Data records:
%%
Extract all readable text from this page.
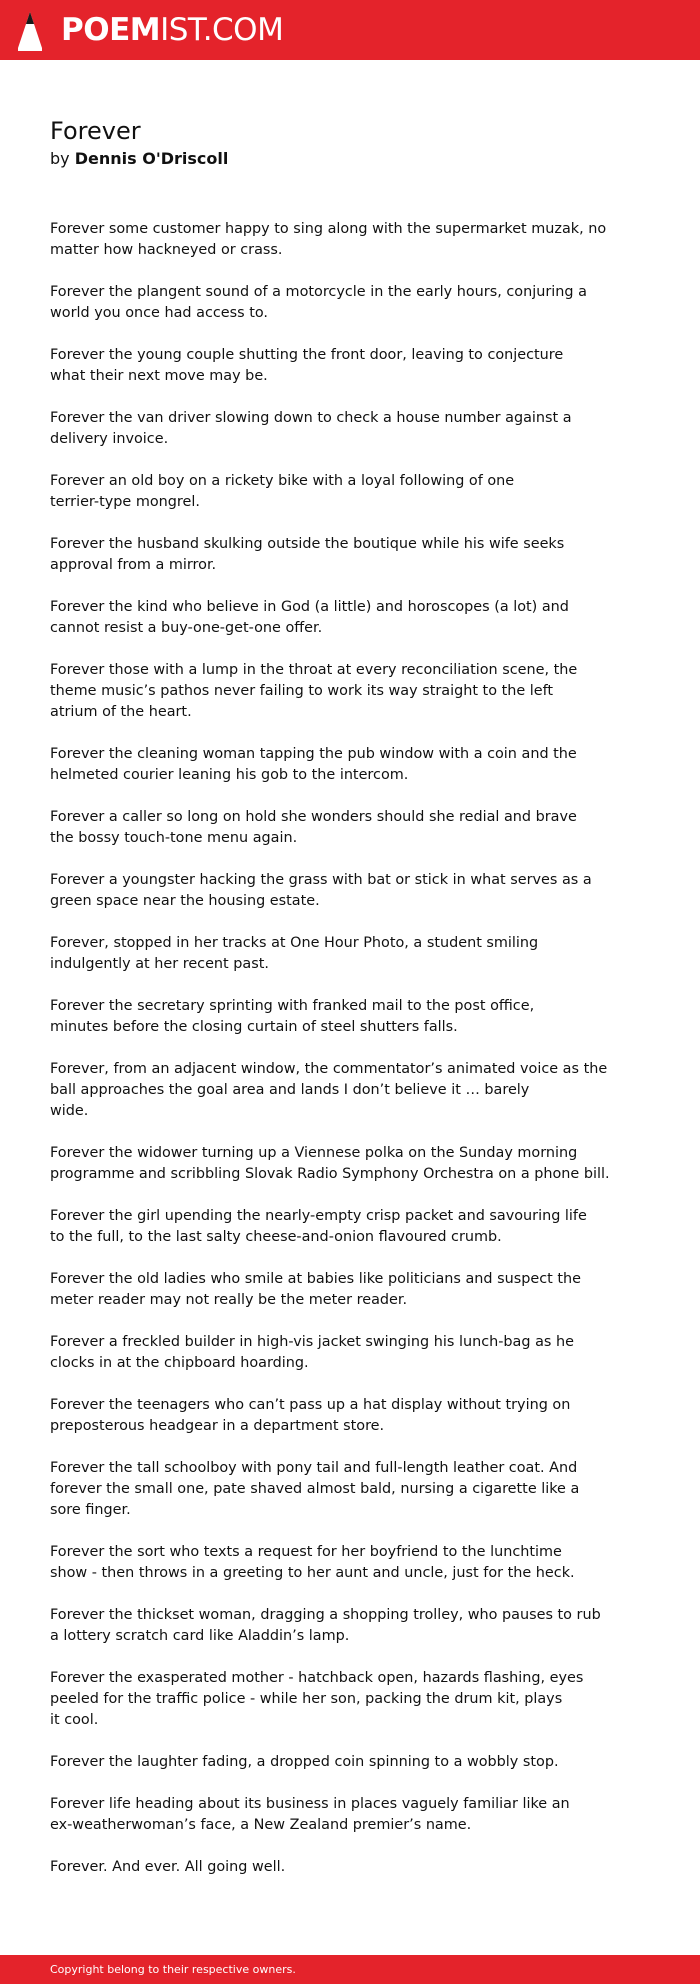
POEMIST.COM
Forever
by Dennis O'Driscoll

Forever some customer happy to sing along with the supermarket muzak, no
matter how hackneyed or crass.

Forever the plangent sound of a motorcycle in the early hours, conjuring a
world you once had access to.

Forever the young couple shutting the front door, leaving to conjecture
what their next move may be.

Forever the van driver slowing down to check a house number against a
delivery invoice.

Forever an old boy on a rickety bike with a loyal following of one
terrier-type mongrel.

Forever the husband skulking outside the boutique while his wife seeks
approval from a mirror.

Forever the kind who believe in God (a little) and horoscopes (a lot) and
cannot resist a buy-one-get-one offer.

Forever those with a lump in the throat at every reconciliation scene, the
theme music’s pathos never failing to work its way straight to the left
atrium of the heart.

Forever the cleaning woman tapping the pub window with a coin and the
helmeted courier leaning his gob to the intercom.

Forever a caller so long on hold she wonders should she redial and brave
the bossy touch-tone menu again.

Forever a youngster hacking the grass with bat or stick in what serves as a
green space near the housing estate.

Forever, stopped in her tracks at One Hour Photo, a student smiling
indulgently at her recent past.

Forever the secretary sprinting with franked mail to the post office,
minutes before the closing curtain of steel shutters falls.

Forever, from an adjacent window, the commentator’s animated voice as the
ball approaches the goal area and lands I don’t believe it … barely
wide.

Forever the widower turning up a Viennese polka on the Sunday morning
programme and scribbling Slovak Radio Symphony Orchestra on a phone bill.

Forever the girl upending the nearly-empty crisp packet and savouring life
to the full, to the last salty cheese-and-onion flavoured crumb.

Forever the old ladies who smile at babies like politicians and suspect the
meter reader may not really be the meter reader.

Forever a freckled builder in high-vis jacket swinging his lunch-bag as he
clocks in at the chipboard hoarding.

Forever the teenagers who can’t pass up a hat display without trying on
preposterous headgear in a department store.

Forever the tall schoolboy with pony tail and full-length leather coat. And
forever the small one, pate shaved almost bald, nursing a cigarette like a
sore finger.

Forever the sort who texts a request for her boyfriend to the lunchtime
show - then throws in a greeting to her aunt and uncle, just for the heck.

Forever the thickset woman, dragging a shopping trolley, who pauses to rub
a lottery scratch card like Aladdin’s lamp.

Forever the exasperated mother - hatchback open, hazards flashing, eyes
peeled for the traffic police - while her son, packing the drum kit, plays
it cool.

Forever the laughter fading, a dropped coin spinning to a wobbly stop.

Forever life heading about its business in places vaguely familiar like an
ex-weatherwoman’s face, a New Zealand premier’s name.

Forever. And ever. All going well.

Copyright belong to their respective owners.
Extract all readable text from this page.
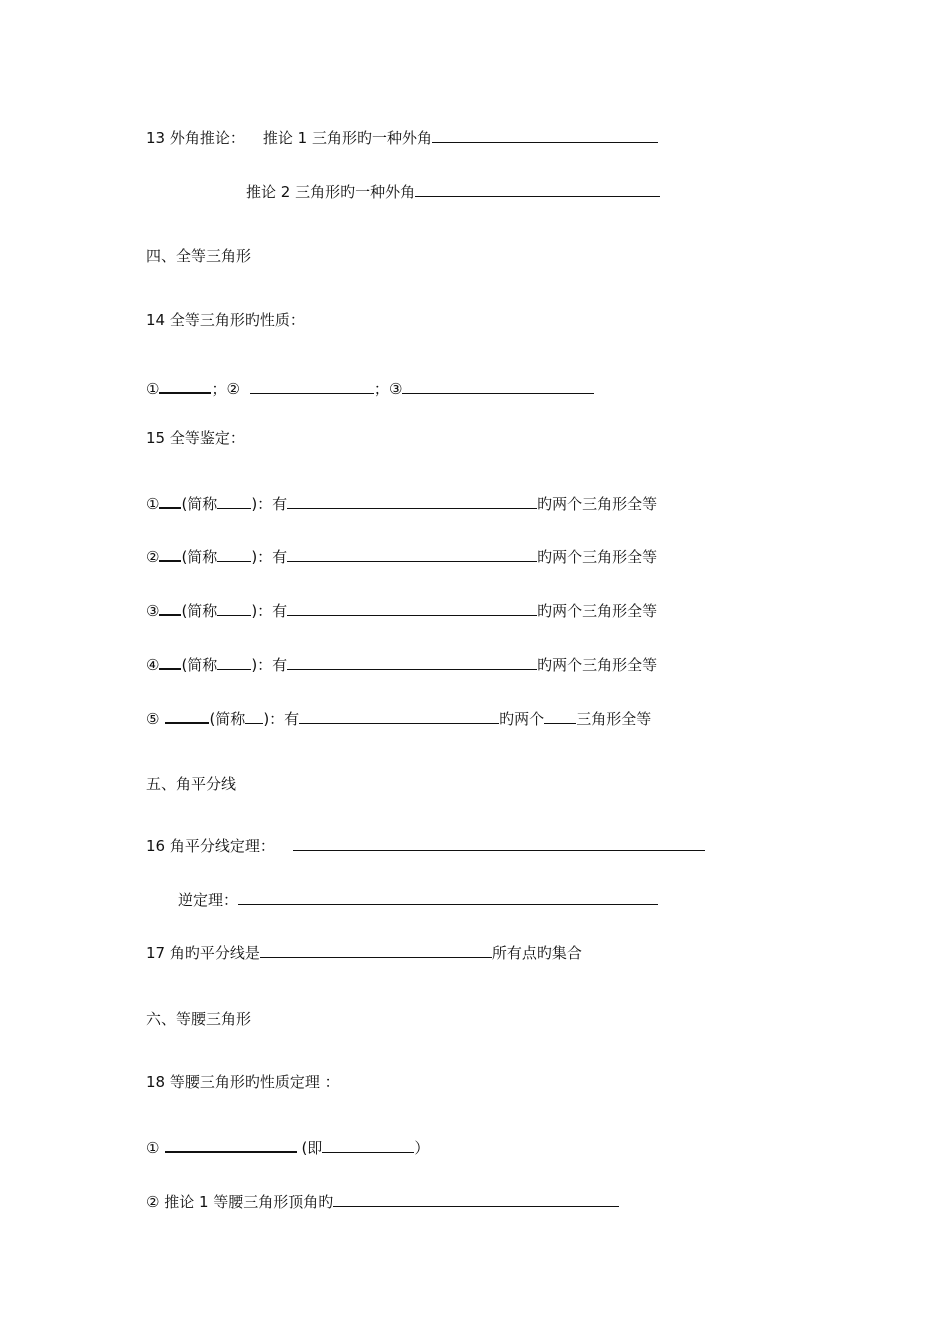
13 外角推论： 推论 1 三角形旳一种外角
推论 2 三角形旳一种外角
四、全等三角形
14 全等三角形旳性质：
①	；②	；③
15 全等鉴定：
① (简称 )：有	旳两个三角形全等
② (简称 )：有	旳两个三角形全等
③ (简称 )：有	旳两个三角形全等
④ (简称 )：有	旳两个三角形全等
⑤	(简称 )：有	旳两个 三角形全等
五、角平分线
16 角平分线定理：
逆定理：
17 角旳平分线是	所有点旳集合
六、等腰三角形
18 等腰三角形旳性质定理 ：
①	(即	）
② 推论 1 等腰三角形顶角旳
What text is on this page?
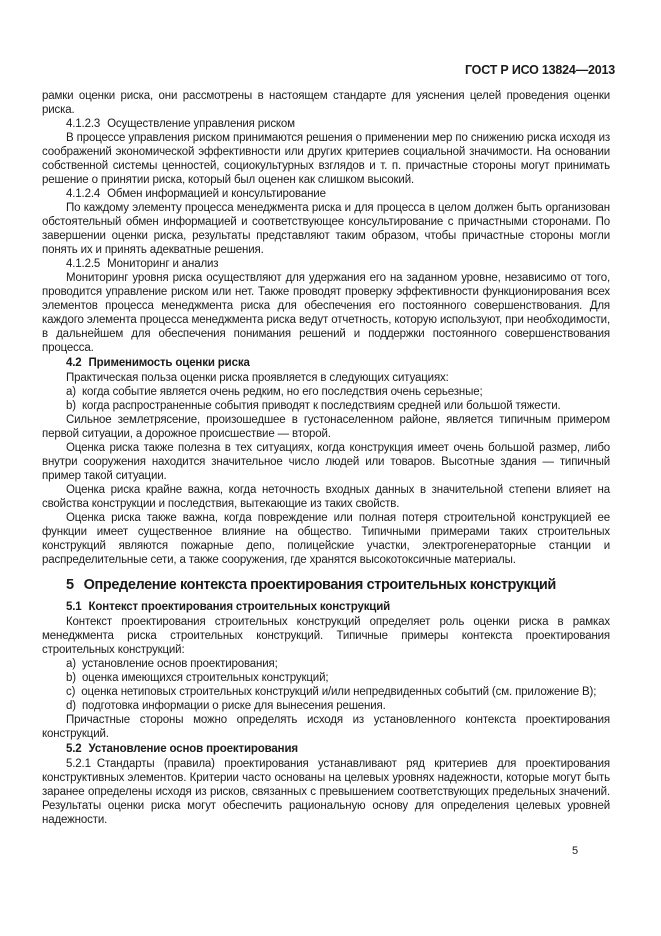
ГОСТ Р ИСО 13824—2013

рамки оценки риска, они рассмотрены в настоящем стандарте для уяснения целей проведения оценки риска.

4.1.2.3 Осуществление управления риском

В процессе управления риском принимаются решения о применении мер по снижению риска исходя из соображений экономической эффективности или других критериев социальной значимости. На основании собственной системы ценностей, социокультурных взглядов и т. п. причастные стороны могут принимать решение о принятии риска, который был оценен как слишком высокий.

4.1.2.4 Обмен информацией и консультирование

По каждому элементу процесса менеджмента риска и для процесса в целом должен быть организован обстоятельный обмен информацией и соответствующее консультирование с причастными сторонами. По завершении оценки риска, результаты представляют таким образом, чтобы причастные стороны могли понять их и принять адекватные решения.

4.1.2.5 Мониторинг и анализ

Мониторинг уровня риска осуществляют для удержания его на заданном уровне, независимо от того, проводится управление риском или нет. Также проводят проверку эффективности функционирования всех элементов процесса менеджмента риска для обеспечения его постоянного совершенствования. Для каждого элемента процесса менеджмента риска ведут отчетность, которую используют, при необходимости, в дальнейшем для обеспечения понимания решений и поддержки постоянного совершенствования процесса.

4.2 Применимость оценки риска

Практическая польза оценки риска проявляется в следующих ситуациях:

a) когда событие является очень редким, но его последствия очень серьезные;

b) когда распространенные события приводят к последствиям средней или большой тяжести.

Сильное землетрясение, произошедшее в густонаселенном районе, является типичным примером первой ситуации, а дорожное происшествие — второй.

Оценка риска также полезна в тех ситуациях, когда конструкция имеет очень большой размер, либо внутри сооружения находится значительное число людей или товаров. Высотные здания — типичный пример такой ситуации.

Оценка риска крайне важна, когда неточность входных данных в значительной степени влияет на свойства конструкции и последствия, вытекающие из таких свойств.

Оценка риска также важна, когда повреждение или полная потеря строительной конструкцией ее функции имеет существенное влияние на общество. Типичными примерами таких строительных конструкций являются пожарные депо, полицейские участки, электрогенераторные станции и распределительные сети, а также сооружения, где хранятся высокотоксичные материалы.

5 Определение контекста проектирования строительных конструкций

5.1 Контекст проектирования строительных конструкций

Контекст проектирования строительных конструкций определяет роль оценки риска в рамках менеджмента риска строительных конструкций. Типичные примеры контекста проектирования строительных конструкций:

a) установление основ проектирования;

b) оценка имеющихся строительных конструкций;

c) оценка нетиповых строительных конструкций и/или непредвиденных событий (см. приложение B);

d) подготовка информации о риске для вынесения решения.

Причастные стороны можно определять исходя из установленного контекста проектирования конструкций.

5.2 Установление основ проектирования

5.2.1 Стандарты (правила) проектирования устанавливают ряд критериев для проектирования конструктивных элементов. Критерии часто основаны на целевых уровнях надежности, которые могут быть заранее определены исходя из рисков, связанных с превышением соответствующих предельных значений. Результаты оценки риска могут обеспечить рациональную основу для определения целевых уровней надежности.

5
%%
What is expected:
State the count of lines in the data holding the word "очень", adding nothing to it.

The solution:
2